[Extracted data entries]
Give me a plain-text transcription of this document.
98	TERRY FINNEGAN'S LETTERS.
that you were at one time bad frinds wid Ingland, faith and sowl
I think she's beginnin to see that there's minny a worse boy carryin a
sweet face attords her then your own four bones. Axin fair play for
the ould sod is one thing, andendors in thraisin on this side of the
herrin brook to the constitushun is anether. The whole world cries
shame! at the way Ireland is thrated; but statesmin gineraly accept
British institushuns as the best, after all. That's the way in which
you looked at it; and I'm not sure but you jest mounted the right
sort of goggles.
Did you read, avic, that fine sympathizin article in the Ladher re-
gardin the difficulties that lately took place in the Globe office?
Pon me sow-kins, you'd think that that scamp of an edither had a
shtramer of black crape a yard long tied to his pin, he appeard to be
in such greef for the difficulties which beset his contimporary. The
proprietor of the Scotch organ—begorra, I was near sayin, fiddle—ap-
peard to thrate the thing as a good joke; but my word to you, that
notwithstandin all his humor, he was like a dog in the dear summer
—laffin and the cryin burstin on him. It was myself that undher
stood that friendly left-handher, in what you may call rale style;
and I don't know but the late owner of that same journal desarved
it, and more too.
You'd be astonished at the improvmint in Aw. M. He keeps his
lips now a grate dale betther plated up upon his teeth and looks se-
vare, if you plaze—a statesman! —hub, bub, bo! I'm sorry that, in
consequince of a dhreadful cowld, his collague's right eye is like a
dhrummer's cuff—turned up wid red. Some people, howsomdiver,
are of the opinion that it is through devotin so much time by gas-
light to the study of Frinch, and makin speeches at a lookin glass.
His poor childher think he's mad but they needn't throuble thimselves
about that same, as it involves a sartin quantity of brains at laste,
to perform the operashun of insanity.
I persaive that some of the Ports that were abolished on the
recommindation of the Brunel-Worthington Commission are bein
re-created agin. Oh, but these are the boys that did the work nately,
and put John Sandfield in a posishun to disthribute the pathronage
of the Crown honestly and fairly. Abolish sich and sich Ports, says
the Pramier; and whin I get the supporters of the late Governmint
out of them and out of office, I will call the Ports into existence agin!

◆ **Problem to work on**:
Retype each record exactly, leaving nothing out.

◆ **Task response**:
Give me a plain-text transcription of this document.
98	TERRY FINNEGAN'S LETTERS.
that you were at one time bad frinds wid Ingland, faith and sowl
I think she's beginnin to see that there's minny a worse boy carryin a
sweet face attords her then your own four bones. Axin fair play for
the ould sod is one thing, andendors in thraisin on this side of the
herrin brook to the constitushun is anether. The whole world cries
shame! at the way Ireland is thrated; but statesmin gineraly accept
British institushuns as the best, after all. That's the way in which
you looked at it; and I'm not sure but you jest mounted the right
sort of goggles.
Did you read, avic, that fine sympathizin article in the Ladher re-
gardin the difficulties that lately took place in the Globe office?
Pon me sow-kins, you'd think that that scamp of an edither had a
shtramer of black crape a yard long tied to his pin, he appeard to be
in such greef for the difficulties which beset his contimporary. The
proprietor of the Scotch organ—begorra, I was near sayin, fiddle—ap-
peard to thrate the thing as a good joke; but my word to you, that
notwithstandin all his humor, he was like a dog in the dear summer
—laffin and the cryin burstin on him. It was myself that undher
stood that friendly left-handher, in what you may call rale style;
and I don't know but the late owner of that same journal desarved
it, and more too.
You'd be astonished at the improvmint in Aw. M. He keeps his
lips now a grate dale betther plated up upon his teeth and looks se-
vare, if you plaze—a statesman! —hub, bub, bo! I'm sorry that, in
consequince of a dhreadful cowld, his collague's right eye is like a
dhrummer's cuff—turned up wid red. Some people, howsomdiver,
are of the opinion that it is through devotin so much time by gas-
light to the study of Frinch, and makin speeches at a lookin glass.
His poor childher think he's mad but they needn't throuble thimselves
about that same, as it involves a sartin quantity of brains at laste,
to perform the operashun of insanity.
I persaive that some of the Ports that were abolished on the
recommindation of the Brunel-Worthington Commission are bein
re-created agin. Oh, but these are the boys that did the work nately,
and put John Sandfield in a posishun to disthribute the pathronage
of the Crown honestly and fairly. Abolish sich and sich Ports, says
the Pramier; and whin I get the supporters of the late Governmint
out of them and out of office, I will call the Ports into existence agin!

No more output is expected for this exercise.